Every line below should be copied exactly; drop the pictures.

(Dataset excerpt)
= = = = = = =

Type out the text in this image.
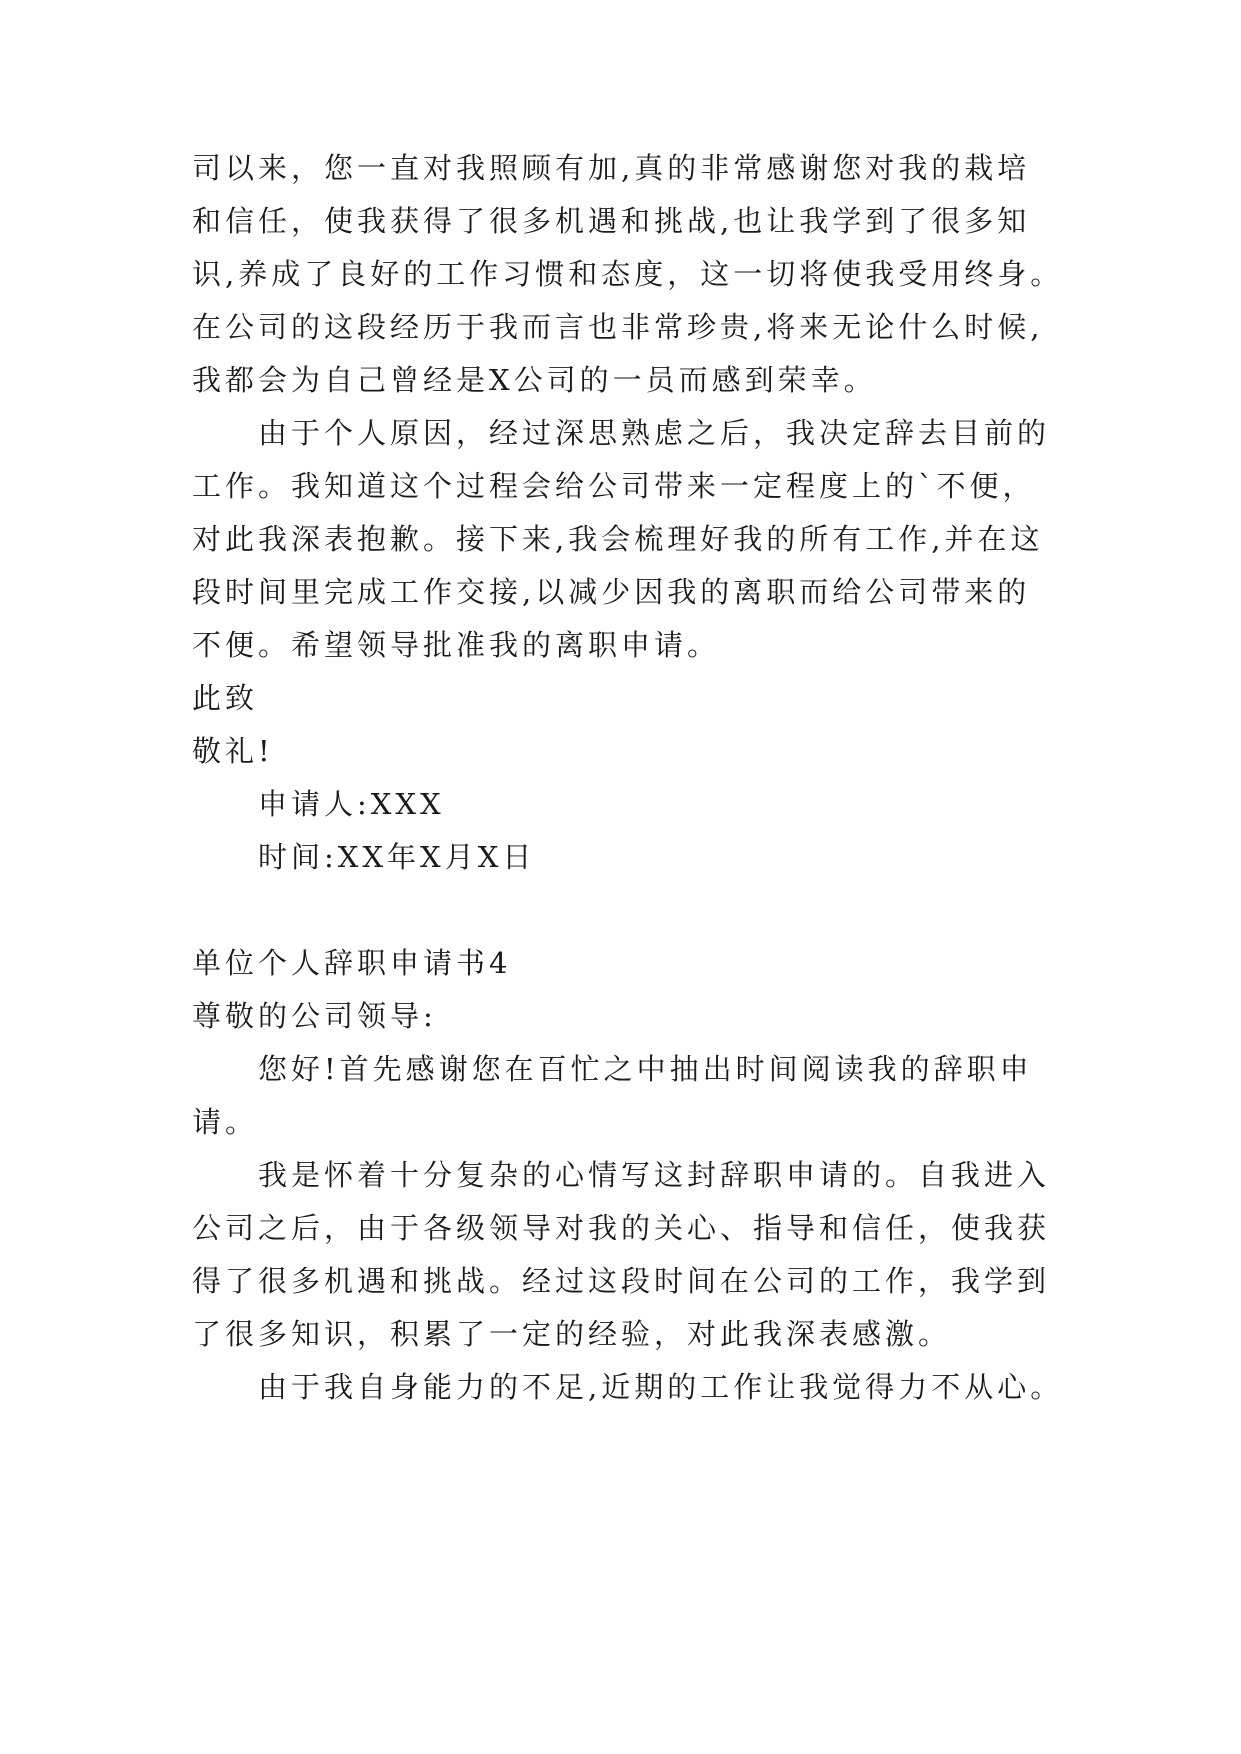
司以来，您一直对我照顾有加,真的非常感谢您对我的栽培
和信任，使我获得了很多机遇和挑战,也让我学到了很多知
识,养成了良好的工作习惯和态度，这一切将使我受用终身。
在公司的这段经历于我而言也非常珍贵,将来无论什么时候,
我都会为自己曾经是X公司的一员而感到荣幸。
由于个人原因，经过深思熟虑之后，我决定辞去目前的
工作。我知道这个过程会给公司带来一定程度上的`不便，
对此我深表抱歉。接下来,我会梳理好我的所有工作,并在这
段时间里完成工作交接,以减少因我的离职而给公司带来的
不便。希望领导批准我的离职申请。
此致
敬礼!
申请人:XXX
时间:XX年X月X日
单位个人辞职申请书4
尊敬的公司领导:
您好!首先感谢您在百忙之中抽出时间阅读我的辞职申
请。
我是怀着十分复杂的心情写这封辞职申请的。自我进入
公司之后，由于各级领导对我的关心、指导和信任，使我获
得了很多机遇和挑战。经过这段时间在公司的工作，我学到
了很多知识，积累了一定的经验，对此我深表感激。
由于我自身能力的不足,近期的工作让我觉得力不从心。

= = = = = = =

### Result for this task
Type out the text in this image.
司以来，您一直对我照顾有加,真的非常感谢您对我的栽培
和信任，使我获得了很多机遇和挑战,也让我学到了很多知
识,养成了良好的工作习惯和态度，这一切将使我受用终身。
在公司的这段经历于我而言也非常珍贵,将来无论什么时候,
我都会为自己曾经是X公司的一员而感到荣幸。
由于个人原因，经过深思熟虑之后，我决定辞去目前的
工作。我知道这个过程会给公司带来一定程度上的`不便，
对此我深表抱歉。接下来,我会梳理好我的所有工作,并在这
段时间里完成工作交接,以减少因我的离职而给公司带来的
不便。希望领导批准我的离职申请。
此致
敬礼!
申请人:XXX
时间:XX年X月X日
单位个人辞职申请书4
尊敬的公司领导:
您好!首先感谢您在百忙之中抽出时间阅读我的辞职申
请。
我是怀着十分复杂的心情写这封辞职申请的。自我进入
公司之后，由于各级领导对我的关心、指导和信任，使我获
得了很多机遇和挑战。经过这段时间在公司的工作，我学到
了很多知识，积累了一定的经验，对此我深表感激。
由于我自身能力的不足,近期的工作让我觉得力不从心。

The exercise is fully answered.